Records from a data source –
BEGIN
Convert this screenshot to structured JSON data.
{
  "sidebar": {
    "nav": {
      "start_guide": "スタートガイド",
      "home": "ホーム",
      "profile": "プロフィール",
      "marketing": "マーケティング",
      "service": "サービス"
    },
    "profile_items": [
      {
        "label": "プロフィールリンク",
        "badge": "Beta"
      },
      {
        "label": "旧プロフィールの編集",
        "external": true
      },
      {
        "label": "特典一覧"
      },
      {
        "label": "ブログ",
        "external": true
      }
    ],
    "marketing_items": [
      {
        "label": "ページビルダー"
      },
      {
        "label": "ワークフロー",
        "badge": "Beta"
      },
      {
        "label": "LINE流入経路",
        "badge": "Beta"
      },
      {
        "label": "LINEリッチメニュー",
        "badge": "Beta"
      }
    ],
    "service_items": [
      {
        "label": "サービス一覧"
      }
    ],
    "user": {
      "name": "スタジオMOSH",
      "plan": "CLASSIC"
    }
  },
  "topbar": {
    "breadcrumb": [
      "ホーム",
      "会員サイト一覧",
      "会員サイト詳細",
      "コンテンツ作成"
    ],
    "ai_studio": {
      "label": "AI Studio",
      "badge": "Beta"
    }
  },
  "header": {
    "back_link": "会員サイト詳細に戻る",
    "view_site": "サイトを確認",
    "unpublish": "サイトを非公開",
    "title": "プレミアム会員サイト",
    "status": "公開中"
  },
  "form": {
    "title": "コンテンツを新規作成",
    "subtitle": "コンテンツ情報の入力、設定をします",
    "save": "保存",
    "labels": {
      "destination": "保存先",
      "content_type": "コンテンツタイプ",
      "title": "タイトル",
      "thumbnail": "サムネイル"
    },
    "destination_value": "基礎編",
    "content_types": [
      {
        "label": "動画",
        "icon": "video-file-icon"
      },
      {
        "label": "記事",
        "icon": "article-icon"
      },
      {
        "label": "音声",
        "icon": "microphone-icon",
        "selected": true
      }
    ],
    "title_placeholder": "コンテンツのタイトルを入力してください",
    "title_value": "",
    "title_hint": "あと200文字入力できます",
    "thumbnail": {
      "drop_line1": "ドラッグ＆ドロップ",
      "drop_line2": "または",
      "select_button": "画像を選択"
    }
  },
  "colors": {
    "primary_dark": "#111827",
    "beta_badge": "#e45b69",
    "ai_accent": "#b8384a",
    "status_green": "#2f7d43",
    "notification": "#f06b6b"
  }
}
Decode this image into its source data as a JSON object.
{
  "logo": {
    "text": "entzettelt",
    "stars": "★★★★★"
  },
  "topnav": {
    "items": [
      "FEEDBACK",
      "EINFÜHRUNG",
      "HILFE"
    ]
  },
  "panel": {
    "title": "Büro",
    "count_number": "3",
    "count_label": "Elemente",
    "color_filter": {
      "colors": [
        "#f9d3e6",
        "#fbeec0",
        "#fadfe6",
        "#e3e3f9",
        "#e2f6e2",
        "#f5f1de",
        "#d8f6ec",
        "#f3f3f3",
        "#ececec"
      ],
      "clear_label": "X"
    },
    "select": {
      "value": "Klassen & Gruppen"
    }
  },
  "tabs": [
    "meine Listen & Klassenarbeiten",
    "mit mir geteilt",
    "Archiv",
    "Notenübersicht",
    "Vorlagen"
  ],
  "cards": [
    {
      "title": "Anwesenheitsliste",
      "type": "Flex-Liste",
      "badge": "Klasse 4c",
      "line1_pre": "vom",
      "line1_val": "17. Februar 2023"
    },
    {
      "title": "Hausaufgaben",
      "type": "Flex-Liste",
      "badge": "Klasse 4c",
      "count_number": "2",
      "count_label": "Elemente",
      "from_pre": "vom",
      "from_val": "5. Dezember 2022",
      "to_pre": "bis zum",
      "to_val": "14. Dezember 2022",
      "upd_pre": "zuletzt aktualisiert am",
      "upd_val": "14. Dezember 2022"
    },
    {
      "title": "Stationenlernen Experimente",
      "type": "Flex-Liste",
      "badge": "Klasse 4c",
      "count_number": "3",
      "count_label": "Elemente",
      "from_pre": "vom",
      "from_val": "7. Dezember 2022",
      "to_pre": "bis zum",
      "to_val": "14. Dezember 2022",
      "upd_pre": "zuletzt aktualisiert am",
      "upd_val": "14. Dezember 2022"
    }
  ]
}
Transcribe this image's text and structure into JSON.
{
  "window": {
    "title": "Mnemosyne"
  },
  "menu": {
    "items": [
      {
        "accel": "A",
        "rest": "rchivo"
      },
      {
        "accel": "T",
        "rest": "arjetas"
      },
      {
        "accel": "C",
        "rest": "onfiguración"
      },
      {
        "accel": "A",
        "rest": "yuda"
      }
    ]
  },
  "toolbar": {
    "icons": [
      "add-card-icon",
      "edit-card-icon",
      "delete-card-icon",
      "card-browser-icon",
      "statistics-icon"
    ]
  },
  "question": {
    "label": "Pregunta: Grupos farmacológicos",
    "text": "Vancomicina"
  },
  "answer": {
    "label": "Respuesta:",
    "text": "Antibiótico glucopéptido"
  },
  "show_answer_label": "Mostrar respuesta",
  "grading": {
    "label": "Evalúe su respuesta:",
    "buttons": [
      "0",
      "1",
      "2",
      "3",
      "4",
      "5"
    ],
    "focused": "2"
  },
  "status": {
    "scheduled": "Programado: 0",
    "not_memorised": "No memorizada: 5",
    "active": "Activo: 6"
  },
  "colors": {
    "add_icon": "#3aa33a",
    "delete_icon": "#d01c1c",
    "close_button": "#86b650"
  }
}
END
EXERCISE OBJECTIVE – Say how many lines of the listing above contain "image", with no other words.

RESULT FOR THIS EXERCISE – 2